→ **Instruction**
Within the data that follows, how many lines carry the string "posset"? Give the number alone.

→ **Supplied records**
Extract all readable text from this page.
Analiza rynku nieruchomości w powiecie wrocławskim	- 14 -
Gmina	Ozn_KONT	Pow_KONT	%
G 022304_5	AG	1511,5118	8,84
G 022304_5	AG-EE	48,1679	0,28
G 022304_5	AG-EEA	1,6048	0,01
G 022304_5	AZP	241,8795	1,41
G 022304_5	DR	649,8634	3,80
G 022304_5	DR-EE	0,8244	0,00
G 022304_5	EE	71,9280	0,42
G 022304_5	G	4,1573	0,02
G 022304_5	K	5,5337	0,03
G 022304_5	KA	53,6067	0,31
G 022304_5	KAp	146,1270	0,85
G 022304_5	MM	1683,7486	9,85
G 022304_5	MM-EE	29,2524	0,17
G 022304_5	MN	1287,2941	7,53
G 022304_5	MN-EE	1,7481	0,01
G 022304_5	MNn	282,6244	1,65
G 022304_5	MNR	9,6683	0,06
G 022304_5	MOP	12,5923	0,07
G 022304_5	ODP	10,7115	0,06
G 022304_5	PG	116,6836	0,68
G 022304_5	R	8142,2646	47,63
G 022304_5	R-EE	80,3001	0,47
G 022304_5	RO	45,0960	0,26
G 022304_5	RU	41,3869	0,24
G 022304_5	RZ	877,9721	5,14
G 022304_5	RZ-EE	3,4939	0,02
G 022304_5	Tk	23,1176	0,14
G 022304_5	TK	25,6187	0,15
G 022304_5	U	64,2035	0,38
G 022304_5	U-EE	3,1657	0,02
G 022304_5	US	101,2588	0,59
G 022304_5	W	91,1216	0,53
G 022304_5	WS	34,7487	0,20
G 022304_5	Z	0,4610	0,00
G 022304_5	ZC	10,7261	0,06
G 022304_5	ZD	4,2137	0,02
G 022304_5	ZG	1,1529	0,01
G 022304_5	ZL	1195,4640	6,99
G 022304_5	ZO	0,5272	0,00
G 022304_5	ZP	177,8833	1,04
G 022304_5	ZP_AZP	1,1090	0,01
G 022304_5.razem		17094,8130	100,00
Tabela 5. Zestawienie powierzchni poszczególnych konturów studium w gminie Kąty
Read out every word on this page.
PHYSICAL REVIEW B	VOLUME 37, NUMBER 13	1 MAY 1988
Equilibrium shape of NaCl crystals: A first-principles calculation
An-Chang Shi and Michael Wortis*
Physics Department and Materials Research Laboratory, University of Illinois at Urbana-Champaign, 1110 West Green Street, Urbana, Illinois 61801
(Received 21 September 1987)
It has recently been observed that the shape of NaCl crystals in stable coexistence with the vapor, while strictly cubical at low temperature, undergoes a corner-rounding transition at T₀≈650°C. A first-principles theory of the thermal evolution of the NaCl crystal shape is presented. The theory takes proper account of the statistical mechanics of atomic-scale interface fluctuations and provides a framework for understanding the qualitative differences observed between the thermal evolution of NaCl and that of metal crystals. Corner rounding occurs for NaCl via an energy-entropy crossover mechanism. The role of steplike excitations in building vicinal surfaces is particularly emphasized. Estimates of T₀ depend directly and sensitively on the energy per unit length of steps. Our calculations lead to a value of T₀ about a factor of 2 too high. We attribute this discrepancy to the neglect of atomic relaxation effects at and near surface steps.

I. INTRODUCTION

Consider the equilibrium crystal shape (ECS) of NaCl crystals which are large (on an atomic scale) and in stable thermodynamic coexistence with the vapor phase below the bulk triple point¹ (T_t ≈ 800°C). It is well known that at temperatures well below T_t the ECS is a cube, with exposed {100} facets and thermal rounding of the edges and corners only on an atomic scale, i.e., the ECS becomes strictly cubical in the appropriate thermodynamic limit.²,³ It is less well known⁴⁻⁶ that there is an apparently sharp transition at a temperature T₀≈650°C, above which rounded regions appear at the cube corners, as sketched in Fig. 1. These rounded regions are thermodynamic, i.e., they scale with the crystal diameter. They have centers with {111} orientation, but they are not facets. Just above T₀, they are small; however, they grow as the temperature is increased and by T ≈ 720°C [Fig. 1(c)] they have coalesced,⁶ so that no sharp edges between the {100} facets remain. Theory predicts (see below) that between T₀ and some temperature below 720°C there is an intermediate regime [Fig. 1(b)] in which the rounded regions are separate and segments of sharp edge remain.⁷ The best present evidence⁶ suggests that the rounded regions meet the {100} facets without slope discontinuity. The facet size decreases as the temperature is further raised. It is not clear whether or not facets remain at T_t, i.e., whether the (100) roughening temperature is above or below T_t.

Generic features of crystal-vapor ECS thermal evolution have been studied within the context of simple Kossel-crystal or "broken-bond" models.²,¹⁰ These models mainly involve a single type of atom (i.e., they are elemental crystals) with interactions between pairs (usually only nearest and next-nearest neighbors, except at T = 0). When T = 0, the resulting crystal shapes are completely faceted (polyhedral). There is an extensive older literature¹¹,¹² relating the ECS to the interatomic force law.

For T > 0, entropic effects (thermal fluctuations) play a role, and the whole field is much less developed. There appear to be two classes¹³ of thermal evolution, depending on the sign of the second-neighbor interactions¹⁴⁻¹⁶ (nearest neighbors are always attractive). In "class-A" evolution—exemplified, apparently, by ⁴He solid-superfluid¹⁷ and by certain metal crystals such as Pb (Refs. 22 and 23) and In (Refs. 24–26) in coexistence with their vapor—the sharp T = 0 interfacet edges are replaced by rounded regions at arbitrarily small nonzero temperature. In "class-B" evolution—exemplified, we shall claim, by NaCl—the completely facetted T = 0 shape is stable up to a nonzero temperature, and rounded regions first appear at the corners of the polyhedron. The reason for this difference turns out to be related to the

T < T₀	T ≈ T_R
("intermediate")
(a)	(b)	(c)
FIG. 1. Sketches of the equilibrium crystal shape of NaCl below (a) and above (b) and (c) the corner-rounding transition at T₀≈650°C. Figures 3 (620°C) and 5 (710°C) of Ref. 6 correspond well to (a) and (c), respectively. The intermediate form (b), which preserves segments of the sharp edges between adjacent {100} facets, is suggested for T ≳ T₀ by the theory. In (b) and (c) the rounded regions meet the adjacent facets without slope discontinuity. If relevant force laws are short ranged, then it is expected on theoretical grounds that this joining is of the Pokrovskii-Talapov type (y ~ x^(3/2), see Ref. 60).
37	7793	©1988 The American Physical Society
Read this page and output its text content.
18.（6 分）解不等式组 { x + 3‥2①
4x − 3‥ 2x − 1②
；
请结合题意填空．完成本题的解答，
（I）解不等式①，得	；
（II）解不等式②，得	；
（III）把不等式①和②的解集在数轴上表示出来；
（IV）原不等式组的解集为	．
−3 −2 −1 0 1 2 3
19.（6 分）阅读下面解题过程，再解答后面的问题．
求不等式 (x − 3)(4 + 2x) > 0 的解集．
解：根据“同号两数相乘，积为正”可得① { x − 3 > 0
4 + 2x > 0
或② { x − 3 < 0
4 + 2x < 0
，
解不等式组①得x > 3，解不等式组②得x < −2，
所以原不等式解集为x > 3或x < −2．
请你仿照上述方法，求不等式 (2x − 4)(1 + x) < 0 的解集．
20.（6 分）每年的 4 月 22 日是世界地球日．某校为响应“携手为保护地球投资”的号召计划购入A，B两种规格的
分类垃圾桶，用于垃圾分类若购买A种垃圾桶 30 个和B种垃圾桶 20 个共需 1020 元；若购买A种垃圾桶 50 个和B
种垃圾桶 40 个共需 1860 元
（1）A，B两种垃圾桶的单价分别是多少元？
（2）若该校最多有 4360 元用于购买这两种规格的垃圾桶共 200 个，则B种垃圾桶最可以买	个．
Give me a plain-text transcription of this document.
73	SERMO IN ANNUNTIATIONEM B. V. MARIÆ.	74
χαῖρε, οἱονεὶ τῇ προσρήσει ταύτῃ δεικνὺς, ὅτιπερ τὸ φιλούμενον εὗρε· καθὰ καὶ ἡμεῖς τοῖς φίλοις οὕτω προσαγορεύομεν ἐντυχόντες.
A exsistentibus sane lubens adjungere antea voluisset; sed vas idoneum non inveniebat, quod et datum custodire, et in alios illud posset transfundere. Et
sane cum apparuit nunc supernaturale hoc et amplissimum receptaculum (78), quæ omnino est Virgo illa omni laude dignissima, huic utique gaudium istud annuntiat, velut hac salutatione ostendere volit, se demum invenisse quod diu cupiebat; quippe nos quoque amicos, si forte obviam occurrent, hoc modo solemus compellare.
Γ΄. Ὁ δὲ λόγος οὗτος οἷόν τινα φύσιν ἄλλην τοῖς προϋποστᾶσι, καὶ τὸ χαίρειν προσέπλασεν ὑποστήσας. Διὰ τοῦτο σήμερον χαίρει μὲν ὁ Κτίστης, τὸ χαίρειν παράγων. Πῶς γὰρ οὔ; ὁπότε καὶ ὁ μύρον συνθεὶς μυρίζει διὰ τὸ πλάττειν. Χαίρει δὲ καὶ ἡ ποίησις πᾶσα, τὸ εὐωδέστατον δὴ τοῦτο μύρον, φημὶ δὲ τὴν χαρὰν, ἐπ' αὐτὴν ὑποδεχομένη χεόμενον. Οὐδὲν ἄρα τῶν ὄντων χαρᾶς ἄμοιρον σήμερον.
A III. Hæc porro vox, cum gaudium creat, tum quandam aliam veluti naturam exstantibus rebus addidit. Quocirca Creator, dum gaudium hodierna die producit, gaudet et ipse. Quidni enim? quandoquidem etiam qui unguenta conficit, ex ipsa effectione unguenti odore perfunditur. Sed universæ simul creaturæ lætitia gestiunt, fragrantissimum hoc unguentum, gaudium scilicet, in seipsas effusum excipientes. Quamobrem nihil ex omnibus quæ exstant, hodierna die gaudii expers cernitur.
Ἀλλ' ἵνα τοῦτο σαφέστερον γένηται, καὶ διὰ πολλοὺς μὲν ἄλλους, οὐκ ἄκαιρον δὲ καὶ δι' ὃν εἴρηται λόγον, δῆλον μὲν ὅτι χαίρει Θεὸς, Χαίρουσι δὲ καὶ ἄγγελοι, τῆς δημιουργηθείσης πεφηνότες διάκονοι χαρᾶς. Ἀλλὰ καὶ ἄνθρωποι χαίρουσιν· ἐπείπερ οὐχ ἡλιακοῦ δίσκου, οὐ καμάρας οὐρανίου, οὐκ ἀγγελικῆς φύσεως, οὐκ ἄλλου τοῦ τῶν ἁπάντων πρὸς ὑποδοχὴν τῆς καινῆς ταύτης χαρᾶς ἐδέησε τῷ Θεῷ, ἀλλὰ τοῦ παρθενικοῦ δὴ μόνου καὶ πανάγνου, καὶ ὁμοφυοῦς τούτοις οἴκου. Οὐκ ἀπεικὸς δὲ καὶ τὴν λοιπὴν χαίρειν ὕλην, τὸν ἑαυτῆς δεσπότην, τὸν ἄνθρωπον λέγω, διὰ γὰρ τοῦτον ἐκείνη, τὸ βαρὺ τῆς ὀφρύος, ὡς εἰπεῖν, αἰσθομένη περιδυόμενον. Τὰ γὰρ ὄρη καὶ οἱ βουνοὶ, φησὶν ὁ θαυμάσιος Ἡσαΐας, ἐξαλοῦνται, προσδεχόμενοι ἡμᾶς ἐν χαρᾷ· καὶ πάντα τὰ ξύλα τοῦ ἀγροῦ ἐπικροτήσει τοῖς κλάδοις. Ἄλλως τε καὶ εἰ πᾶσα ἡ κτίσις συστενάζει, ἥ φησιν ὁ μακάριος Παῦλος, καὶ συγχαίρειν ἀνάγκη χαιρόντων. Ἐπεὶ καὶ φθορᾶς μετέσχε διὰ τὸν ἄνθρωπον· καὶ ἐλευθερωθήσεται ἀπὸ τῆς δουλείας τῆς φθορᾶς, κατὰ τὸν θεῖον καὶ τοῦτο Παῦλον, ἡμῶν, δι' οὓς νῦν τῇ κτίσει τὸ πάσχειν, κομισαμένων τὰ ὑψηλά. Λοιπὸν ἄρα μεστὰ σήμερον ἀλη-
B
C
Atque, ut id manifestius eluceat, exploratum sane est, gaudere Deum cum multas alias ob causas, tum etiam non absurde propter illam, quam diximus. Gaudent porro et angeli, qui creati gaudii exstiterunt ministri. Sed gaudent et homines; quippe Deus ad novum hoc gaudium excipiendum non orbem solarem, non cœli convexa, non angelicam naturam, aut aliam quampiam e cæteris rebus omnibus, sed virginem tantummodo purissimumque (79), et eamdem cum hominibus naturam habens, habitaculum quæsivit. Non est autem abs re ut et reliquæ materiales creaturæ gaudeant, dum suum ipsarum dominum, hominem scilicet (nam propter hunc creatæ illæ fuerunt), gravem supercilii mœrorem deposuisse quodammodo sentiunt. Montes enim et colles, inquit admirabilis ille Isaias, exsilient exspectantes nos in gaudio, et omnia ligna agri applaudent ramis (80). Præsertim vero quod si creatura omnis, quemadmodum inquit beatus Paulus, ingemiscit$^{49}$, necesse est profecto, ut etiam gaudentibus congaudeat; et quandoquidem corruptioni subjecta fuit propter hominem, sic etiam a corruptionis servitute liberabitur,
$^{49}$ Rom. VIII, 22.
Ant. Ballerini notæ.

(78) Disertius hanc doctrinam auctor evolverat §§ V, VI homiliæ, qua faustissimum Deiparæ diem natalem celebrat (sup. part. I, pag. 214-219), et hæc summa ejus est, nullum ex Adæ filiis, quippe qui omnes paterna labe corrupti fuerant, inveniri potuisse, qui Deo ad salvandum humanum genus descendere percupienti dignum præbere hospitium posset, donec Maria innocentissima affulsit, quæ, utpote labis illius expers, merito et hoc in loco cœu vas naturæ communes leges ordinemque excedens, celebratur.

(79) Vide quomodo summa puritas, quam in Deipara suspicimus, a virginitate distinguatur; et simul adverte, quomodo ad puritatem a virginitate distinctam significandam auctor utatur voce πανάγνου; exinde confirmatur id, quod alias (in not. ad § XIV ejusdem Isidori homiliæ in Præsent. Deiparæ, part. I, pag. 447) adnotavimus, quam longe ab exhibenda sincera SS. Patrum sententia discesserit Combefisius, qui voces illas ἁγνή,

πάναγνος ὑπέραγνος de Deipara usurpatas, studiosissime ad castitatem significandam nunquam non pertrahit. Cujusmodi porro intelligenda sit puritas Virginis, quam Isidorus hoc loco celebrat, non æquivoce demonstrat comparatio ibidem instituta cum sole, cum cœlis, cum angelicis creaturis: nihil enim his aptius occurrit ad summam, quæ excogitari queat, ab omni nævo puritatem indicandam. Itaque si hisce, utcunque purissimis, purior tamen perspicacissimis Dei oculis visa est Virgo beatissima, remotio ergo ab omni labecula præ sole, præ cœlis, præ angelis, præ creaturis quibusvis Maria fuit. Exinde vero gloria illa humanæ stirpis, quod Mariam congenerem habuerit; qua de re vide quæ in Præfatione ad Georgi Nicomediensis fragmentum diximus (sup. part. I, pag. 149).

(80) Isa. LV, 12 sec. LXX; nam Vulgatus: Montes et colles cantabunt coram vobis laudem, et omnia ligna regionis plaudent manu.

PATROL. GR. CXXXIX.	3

→ **Exercise output**
2